* start DATA EXTRACT *
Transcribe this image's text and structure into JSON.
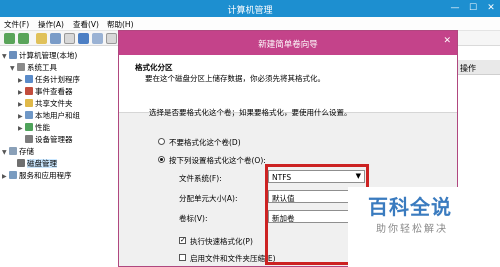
{
  "main_window": {
    "title": "计算机管理",
    "controls": {
      "minimize": "—",
      "maximize": "☐",
      "close": "✕"
    }
  },
  "menu": [
    "文件(F)",
    "操作(A)",
    "查看(V)",
    "帮助(H)"
  ],
  "tree": {
    "root": "计算机管理(本地)",
    "system_tools": "系统工具",
    "task_scheduler": "任务计划程序",
    "event_viewer": "事件查看器",
    "shared_folders": "共享文件夹",
    "local_users": "本地用户和组",
    "performance": "性能",
    "device_manager": "设备管理器",
    "storage": "存储",
    "disk_management": "磁盘管理",
    "services": "服务和应用程序"
  },
  "right_pane": {
    "header": "操作"
  },
  "wizard": {
    "title": "新建简单卷向导",
    "close": "✕",
    "section_title": "格式化分区",
    "section_desc": "要在这个磁盘分区上储存数据，你必须先将其格式化。",
    "prompt": "选择是否要格式化这个卷；如果要格式化，要使用什么设置。",
    "radio_no_format": "不要格式化这个卷(D)",
    "radio_format": "按下列设置格式化这个卷(O):",
    "fs_label": "文件系统(F):",
    "fs_value": "NTFS",
    "alloc_label": "分配单元大小(A):",
    "alloc_value": "默认值",
    "volume_label": "卷标(V):",
    "volume_value": "新加卷",
    "quick_format": "执行快速格式化(P)",
    "compression": "启用文件和文件夹压缩(E)"
  },
  "watermark": {
    "brand": "百科全说",
    "slogan": "助你轻松解决"
  },
  "colors": {
    "main_title": "#1d8fd0",
    "wizard_title": "#c4438a",
    "highlight": "#cc2222",
    "watermark": "#3a7bbf"
  }
}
* end DATA EXTRACT *
## WHAT IS REQUIRED
Can you repeat every record above exactly, apart from the pictures?

## TASK OUTPUT
Transcribe this image's text and structure into JSON.
{
  "main_window": {
    "title": "计算机管理",
    "controls": {
      "minimize": "—",
      "maximize": "☐",
      "close": "✕"
    }
  },
  "menu": [
    "文件(F)",
    "操作(A)",
    "查看(V)",
    "帮助(H)"
  ],
  "tree": {
    "root": "计算机管理(本地)",
    "system_tools": "系统工具",
    "task_scheduler": "任务计划程序",
    "event_viewer": "事件查看器",
    "shared_folders": "共享文件夹",
    "local_users": "本地用户和组",
    "performance": "性能",
    "device_manager": "设备管理器",
    "storage": "存储",
    "disk_management": "磁盘管理",
    "services": "服务和应用程序"
  },
  "right_pane": {
    "header": "操作"
  },
  "wizard": {
    "title": "新建简单卷向导",
    "close": "✕",
    "section_title": "格式化分区",
    "section_desc": "要在这个磁盘分区上储存数据，你必须先将其格式化。",
    "prompt": "选择是否要格式化这个卷；如果要格式化，要使用什么设置。",
    "radio_no_format": "不要格式化这个卷(D)",
    "radio_format": "按下列设置格式化这个卷(O):",
    "fs_label": "文件系统(F):",
    "fs_value": "NTFS",
    "alloc_label": "分配单元大小(A):",
    "alloc_value": "默认值",
    "volume_label": "卷标(V):",
    "volume_value": "新加卷",
    "quick_format": "执行快速格式化(P)",
    "compression": "启用文件和文件夹压缩(E)"
  },
  "watermark": {
    "brand": "百科全说",
    "slogan": "助你轻松解决"
  },
  "colors": {
    "main_title": "#1d8fd0",
    "wizard_title": "#c4438a",
    "highlight": "#cc2222",
    "watermark": "#3a7bbf"
  }
}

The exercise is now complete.